WHAT YOU HAVE TO DO: Extract and list every line that contains the word "CONTAMINADOS".

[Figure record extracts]
--- start ---

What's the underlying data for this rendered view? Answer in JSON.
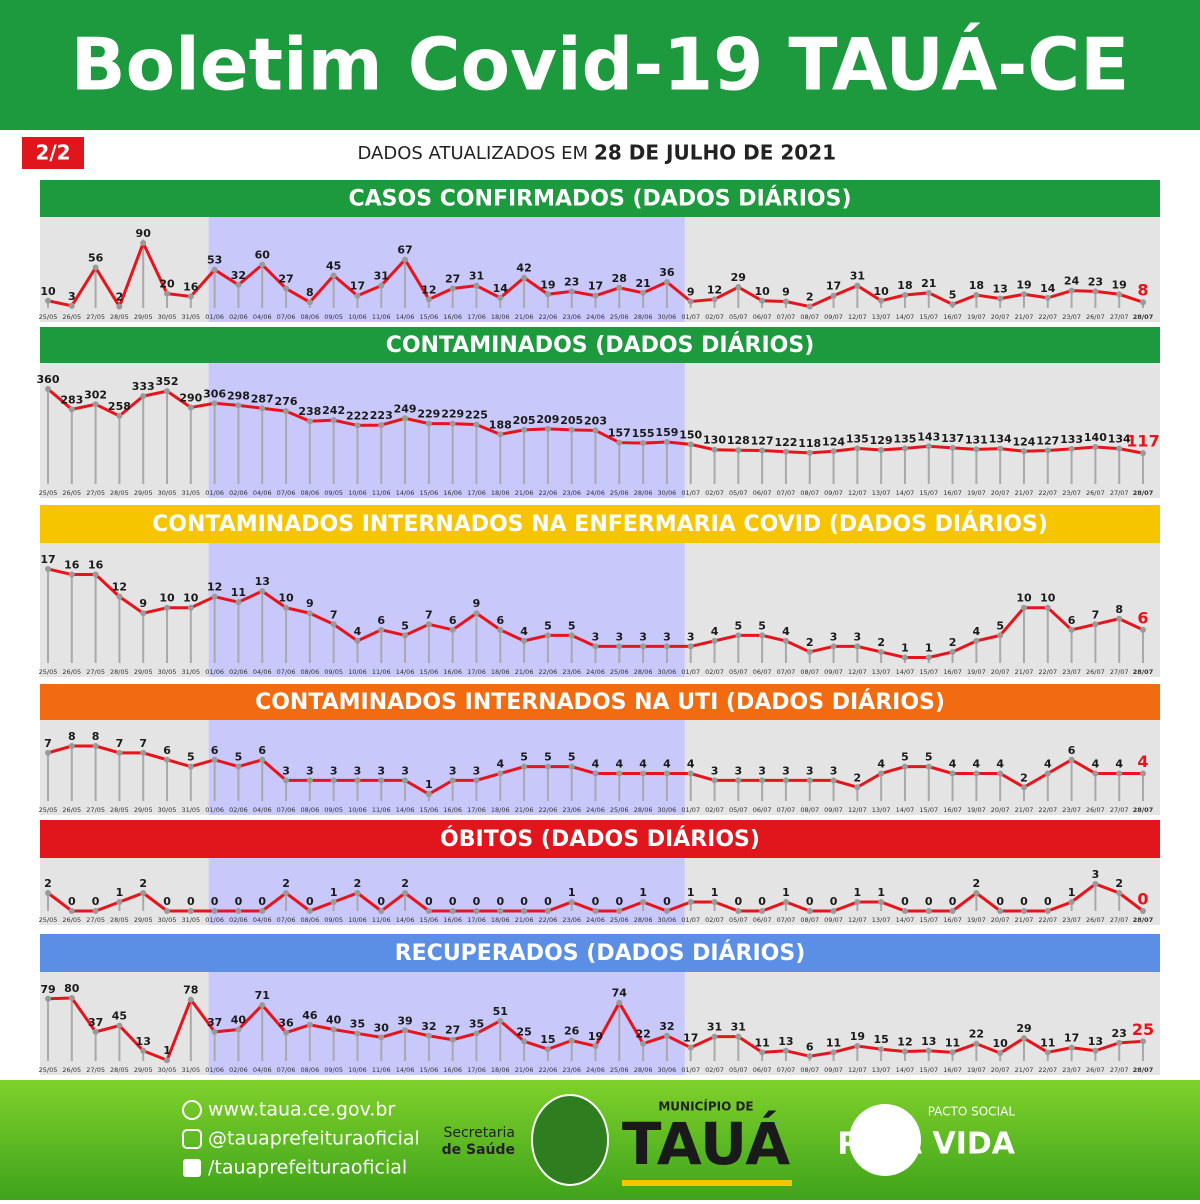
{
  "header": {
    "title": "Boletim Covid-19 TAUÁ-CE",
    "page": "2/2",
    "updated_prefix": "DADOS ATUALIZADOS EM",
    "updated_date": "28 DE JULHO DE 2021"
  },
  "chart_data": [
    {
      "type": "line",
      "title": "CASOS CONFIRMADOS  (DADOS DIÁRIOS)",
      "color": "#e8141b",
      "header_color": "#1c9a3d",
      "categories": [
        "25/05",
        "26/05",
        "27/05",
        "28/05",
        "29/05",
        "30/05",
        "31/05",
        "01/06",
        "02/06",
        "04/06",
        "07/06",
        "08/06",
        "09/05",
        "10/06",
        "11/06",
        "14/06",
        "15/06",
        "16/06",
        "17/06",
        "18/06",
        "21/06",
        "22/06",
        "23/06",
        "24/06",
        "25/06",
        "28/06",
        "30/06",
        "01/07",
        "02/07",
        "05/07",
        "06/07",
        "07/07",
        "08/07",
        "09/07",
        "12/07",
        "13/07",
        "14/07",
        "15/07",
        "16/07",
        "19/07",
        "20/07",
        "21/07",
        "22/07",
        "23/07",
        "26/07",
        "27/07",
        "28/07"
      ],
      "values": [
        10,
        3,
        56,
        2,
        90,
        20,
        16,
        53,
        32,
        60,
        27,
        8,
        45,
        17,
        31,
        67,
        12,
        27,
        31,
        14,
        42,
        19,
        23,
        17,
        28,
        21,
        36,
        9,
        12,
        29,
        10,
        9,
        2,
        17,
        31,
        10,
        18,
        21,
        5,
        18,
        13,
        19,
        14,
        24,
        23,
        19,
        8
      ]
    },
    {
      "type": "line",
      "title": "CONTAMINADOS  (DADOS DIÁRIOS)",
      "color": "#e8141b",
      "header_color": "#1c9a3d",
      "categories": [
        "25/05",
        "26/05",
        "27/05",
        "28/05",
        "29/05",
        "30/05",
        "31/05",
        "01/06",
        "02/06",
        "04/06",
        "07/06",
        "08/06",
        "09/05",
        "10/06",
        "11/06",
        "14/06",
        "15/06",
        "16/06",
        "17/06",
        "18/06",
        "21/06",
        "22/06",
        "23/06",
        "24/06",
        "25/06",
        "28/06",
        "30/06",
        "01/07",
        "02/07",
        "05/07",
        "06/07",
        "07/07",
        "08/07",
        "09/07",
        "12/07",
        "13/07",
        "14/07",
        "15/07",
        "16/07",
        "19/07",
        "20/07",
        "21/07",
        "22/07",
        "23/07",
        "26/07",
        "27/07",
        "28/07"
      ],
      "values": [
        360,
        283,
        302,
        258,
        333,
        352,
        290,
        306,
        298,
        287,
        276,
        238,
        242,
        222,
        223,
        249,
        229,
        229,
        225,
        188,
        205,
        209,
        205,
        203,
        157,
        155,
        159,
        150,
        130,
        128,
        127,
        122,
        118,
        124,
        135,
        129,
        135,
        143,
        137,
        131,
        134,
        124,
        127,
        133,
        140,
        134,
        117
      ]
    },
    {
      "type": "line",
      "title": "CONTAMINADOS INTERNADOS NA ENFERMARIA COVID  (DADOS DIÁRIOS)",
      "color": "#e8141b",
      "header_color": "#f6c500",
      "categories": [
        "25/05",
        "26/05",
        "27/05",
        "28/05",
        "29/05",
        "30/05",
        "31/05",
        "01/06",
        "02/06",
        "04/06",
        "07/06",
        "08/06",
        "09/05",
        "10/06",
        "11/06",
        "14/06",
        "15/06",
        "16/06",
        "17/06",
        "18/06",
        "21/06",
        "22/06",
        "23/06",
        "24/06",
        "25/06",
        "28/06",
        "30/06",
        "01/07",
        "02/07",
        "05/07",
        "06/07",
        "07/07",
        "08/07",
        "09/07",
        "12/07",
        "13/07",
        "14/07",
        "15/07",
        "16/07",
        "19/07",
        "20/07",
        "21/07",
        "22/07",
        "23/07",
        "26/07",
        "27/07",
        "28/07"
      ],
      "values": [
        17,
        16,
        16,
        12,
        9,
        10,
        10,
        12,
        11,
        13,
        10,
        9,
        7,
        4,
        6,
        5,
        7,
        6,
        9,
        6,
        4,
        5,
        5,
        3,
        3,
        3,
        3,
        3,
        4,
        5,
        5,
        4,
        2,
        3,
        3,
        2,
        1,
        1,
        2,
        4,
        5,
        10,
        10,
        6,
        7,
        8,
        6
      ]
    },
    {
      "type": "line",
      "title": "CONTAMINADOS INTERNADOS NA UTI  (DADOS DIÁRIOS)",
      "color": "#e8141b",
      "header_color": "#f26b10",
      "categories": [
        "25/05",
        "26/05",
        "27/05",
        "28/05",
        "29/05",
        "30/05",
        "31/05",
        "01/06",
        "02/06",
        "04/06",
        "07/06",
        "08/06",
        "09/05",
        "10/06",
        "11/06",
        "14/06",
        "15/06",
        "16/06",
        "17/06",
        "18/06",
        "21/06",
        "22/06",
        "23/06",
        "24/06",
        "25/06",
        "28/06",
        "30/06",
        "01/07",
        "02/07",
        "05/07",
        "06/07",
        "07/07",
        "08/07",
        "09/07",
        "12/07",
        "13/07",
        "14/07",
        "15/07",
        "16/07",
        "19/07",
        "20/07",
        "21/07",
        "22/07",
        "23/07",
        "26/07",
        "27/07",
        "28/07"
      ],
      "values": [
        7,
        8,
        8,
        7,
        7,
        6,
        5,
        6,
        5,
        6,
        3,
        3,
        3,
        3,
        3,
        3,
        1,
        3,
        3,
        4,
        5,
        5,
        5,
        4,
        4,
        4,
        4,
        4,
        3,
        3,
        3,
        3,
        3,
        3,
        2,
        4,
        5,
        5,
        4,
        4,
        4,
        2,
        4,
        6,
        4,
        4,
        4
      ]
    },
    {
      "type": "line",
      "title": "ÓBITOS  (DADOS DIÁRIOS)",
      "color": "#e8141b",
      "header_color": "#e0161c",
      "categories": [
        "25/05",
        "26/05",
        "27/05",
        "28/05",
        "29/05",
        "30/05",
        "31/05",
        "01/06",
        "02/06",
        "04/06",
        "07/06",
        "08/06",
        "09/05",
        "10/06",
        "11/06",
        "14/06",
        "15/06",
        "16/06",
        "17/06",
        "18/06",
        "21/06",
        "22/06",
        "23/06",
        "24/06",
        "25/06",
        "28/06",
        "30/06",
        "01/07",
        "02/07",
        "05/07",
        "06/07",
        "07/07",
        "08/07",
        "09/07",
        "12/07",
        "13/07",
        "14/07",
        "15/07",
        "16/07",
        "19/07",
        "20/07",
        "21/07",
        "22/07",
        "23/07",
        "26/07",
        "27/07",
        "28/07"
      ],
      "values": [
        2,
        0,
        0,
        1,
        2,
        0,
        0,
        0,
        0,
        0,
        2,
        0,
        1,
        2,
        0,
        2,
        0,
        0,
        0,
        0,
        0,
        0,
        1,
        0,
        0,
        1,
        0,
        1,
        1,
        0,
        0,
        1,
        0,
        0,
        1,
        1,
        0,
        0,
        0,
        2,
        0,
        0,
        0,
        1,
        3,
        2,
        0
      ]
    },
    {
      "type": "line",
      "title": "RECUPERADOS (DADOS DIÁRIOS)",
      "color": "#e8141b",
      "header_color": "#5b8fe6",
      "categories": [
        "25/05",
        "26/05",
        "27/05",
        "28/05",
        "29/05",
        "30/05",
        "31/05",
        "01/06",
        "02/06",
        "04/06",
        "07/06",
        "08/06",
        "09/05",
        "10/06",
        "11/06",
        "14/06",
        "15/06",
        "16/06",
        "17/06",
        "18/06",
        "21/06",
        "22/06",
        "23/06",
        "24/06",
        "25/06",
        "28/06",
        "30/06",
        "01/07",
        "02/07",
        "05/07",
        "06/07",
        "07/07",
        "08/07",
        "09/07",
        "12/07",
        "13/07",
        "14/07",
        "15/07",
        "16/07",
        "19/07",
        "20/07",
        "21/07",
        "22/07",
        "23/07",
        "26/07",
        "27/07",
        "28/07"
      ],
      "values": [
        79,
        80,
        37,
        45,
        13,
        1,
        78,
        37,
        40,
        71,
        36,
        46,
        40,
        35,
        30,
        39,
        32,
        27,
        35,
        51,
        25,
        15,
        26,
        19,
        74,
        22,
        32,
        17,
        31,
        31,
        11,
        13,
        6,
        11,
        19,
        15,
        12,
        13,
        11,
        22,
        10,
        29,
        11,
        17,
        13,
        23,
        25
      ]
    }
  ],
  "footer": {
    "site": "www.taua.ce.gov.br",
    "instagram": "@tauaprefeituraoficial",
    "facebook": "/tauaprefeituraoficial",
    "secretaria_1": "Secretaria",
    "secretaria_2": "de Saúde",
    "municipio": "MUNICÍPIO DE",
    "city": "TAUÁ",
    "pacto": "PACTO SOCIAL",
    "pela_vida": "PELA VIDA"
  }
}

--- end ---

REPLY TO THE TASK:
      "title": "CONTAMINADOS  (DADOS DIÁRIOS)",
      "title": "CONTAMINADOS INTERNADOS NA ENFERMARIA COVID  (DADOS DIÁRIOS)",
      "title": "CONTAMINADOS INTERNADOS NA UTI  (DADOS DIÁRIOS)",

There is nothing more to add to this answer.